> _Task requirements_:
The listing below should be copied in full, word for word.

> _Record set_:
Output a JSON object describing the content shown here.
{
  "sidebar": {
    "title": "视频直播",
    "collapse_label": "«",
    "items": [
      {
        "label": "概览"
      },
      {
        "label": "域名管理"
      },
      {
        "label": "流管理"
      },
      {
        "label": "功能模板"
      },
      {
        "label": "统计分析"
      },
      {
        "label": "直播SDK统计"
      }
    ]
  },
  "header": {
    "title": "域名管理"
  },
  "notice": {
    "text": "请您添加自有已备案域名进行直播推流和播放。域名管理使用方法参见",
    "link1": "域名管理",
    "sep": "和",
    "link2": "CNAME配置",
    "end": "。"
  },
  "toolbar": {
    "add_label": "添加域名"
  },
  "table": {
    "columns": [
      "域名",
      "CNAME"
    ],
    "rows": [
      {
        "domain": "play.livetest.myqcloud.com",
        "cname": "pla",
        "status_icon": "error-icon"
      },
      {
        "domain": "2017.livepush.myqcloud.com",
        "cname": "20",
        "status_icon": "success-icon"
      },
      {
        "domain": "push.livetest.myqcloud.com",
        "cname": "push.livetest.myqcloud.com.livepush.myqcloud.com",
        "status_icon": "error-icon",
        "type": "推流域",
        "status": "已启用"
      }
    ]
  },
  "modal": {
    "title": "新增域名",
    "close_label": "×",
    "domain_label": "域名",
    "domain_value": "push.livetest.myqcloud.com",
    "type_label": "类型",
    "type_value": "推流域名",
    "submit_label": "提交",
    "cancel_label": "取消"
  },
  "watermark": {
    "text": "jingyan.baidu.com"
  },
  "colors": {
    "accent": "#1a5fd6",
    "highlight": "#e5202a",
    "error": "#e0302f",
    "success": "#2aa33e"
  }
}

> _Complete response_:
Output a JSON object describing the content shown here.
{
  "sidebar": {
    "title": "视频直播",
    "collapse_label": "«",
    "items": [
      {
        "label": "概览"
      },
      {
        "label": "域名管理"
      },
      {
        "label": "流管理"
      },
      {
        "label": "功能模板"
      },
      {
        "label": "统计分析"
      },
      {
        "label": "直播SDK统计"
      }
    ]
  },
  "header": {
    "title": "域名管理"
  },
  "notice": {
    "text": "请您添加自有已备案域名进行直播推流和播放。域名管理使用方法参见",
    "link1": "域名管理",
    "sep": "和",
    "link2": "CNAME配置",
    "end": "。"
  },
  "toolbar": {
    "add_label": "添加域名"
  },
  "table": {
    "columns": [
      "域名",
      "CNAME"
    ],
    "rows": [
      {
        "domain": "play.livetest.myqcloud.com",
        "cname": "pla",
        "status_icon": "error-icon"
      },
      {
        "domain": "2017.livepush.myqcloud.com",
        "cname": "20",
        "status_icon": "success-icon"
      },
      {
        "domain": "push.livetest.myqcloud.com",
        "cname": "push.livetest.myqcloud.com.livepush.myqcloud.com",
        "status_icon": "error-icon",
        "type": "推流域",
        "status": "已启用"
      }
    ]
  },
  "modal": {
    "title": "新增域名",
    "close_label": "×",
    "domain_label": "域名",
    "domain_value": "push.livetest.myqcloud.com",
    "type_label": "类型",
    "type_value": "推流域名",
    "submit_label": "提交",
    "cancel_label": "取消"
  },
  "watermark": {
    "text": "jingyan.baidu.com"
  },
  "colors": {
    "accent": "#1a5fd6",
    "highlight": "#e5202a",
    "error": "#e0302f",
    "success": "#2aa33e"
  }
}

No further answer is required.